DATASET
START
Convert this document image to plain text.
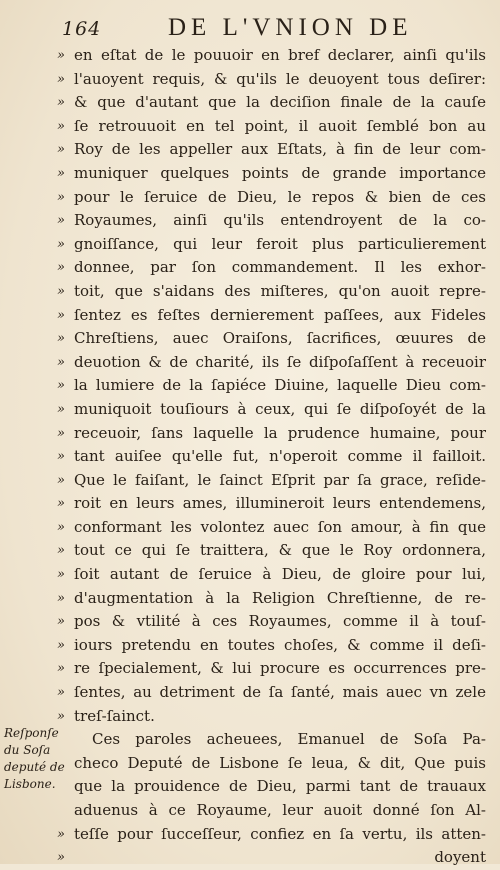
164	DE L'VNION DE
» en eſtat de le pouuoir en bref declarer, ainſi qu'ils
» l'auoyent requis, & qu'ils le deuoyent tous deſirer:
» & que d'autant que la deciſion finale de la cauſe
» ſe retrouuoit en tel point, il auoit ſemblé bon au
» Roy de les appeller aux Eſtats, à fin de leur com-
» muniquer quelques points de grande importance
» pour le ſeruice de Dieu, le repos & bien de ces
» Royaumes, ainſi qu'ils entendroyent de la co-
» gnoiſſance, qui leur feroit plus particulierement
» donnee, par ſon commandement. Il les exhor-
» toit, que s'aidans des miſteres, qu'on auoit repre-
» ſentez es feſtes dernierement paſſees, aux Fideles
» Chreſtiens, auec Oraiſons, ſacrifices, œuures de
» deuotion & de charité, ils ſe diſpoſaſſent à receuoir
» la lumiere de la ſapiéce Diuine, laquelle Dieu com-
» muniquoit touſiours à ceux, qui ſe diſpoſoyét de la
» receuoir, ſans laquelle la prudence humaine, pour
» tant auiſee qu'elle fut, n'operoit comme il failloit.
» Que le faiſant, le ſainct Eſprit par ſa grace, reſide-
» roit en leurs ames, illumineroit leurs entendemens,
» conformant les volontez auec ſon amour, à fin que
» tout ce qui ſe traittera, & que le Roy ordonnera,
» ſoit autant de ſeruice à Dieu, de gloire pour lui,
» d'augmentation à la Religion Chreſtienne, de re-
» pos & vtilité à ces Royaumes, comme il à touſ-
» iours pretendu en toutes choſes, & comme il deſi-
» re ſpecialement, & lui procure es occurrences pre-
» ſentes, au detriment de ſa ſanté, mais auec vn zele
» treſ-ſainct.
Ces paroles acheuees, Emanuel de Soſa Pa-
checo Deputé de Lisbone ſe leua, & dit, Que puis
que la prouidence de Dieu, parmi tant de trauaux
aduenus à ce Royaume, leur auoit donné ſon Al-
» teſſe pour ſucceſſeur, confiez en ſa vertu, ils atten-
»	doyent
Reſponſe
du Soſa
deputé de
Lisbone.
END
START
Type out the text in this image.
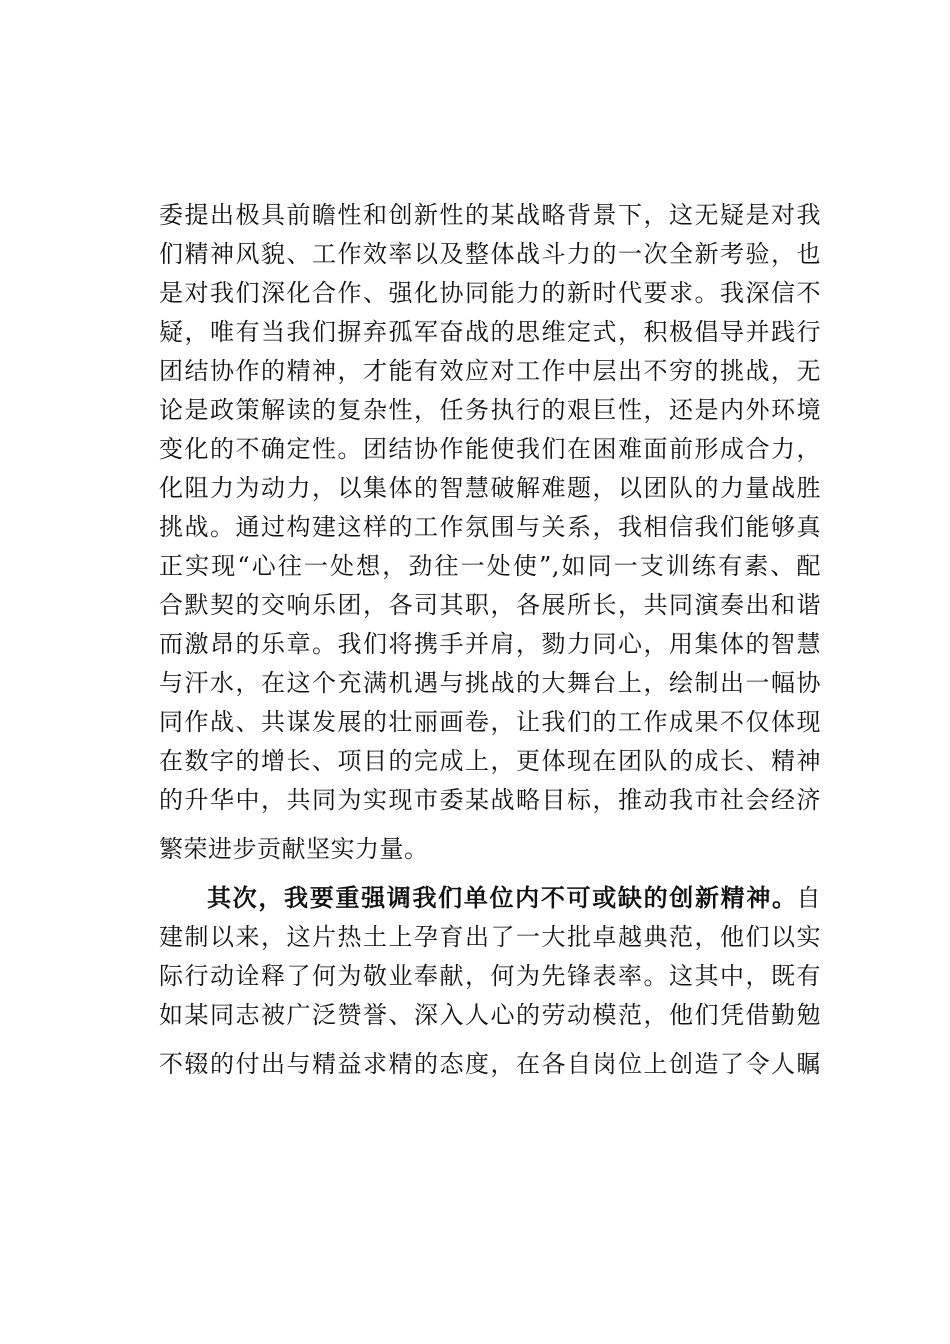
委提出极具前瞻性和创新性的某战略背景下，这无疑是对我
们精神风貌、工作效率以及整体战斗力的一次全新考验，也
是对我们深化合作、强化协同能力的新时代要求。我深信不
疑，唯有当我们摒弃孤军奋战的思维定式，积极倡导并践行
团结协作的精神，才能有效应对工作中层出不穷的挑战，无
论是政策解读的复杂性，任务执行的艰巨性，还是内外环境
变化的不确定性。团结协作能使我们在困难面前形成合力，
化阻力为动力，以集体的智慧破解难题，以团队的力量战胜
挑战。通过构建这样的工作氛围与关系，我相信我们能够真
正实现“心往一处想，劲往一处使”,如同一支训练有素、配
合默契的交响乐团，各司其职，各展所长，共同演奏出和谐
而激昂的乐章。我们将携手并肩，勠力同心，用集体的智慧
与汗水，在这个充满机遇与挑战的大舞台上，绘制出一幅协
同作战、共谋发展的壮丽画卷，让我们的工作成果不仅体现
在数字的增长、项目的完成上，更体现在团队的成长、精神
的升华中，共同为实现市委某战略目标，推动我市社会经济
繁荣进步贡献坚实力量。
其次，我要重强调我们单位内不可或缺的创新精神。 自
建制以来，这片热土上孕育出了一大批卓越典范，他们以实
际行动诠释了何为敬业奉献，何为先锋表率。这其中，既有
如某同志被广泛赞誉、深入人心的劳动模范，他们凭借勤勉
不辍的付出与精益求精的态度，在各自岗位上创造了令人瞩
END
TASK STATEMENT
Copy each line of the preceding data that contains the string "Royaumes".

EXERCISE SOLUTION
» Royaumes, ainſi qu'ils entendroyent de la co-
» pos & vtilité à ces Royaumes, comme il à touſ-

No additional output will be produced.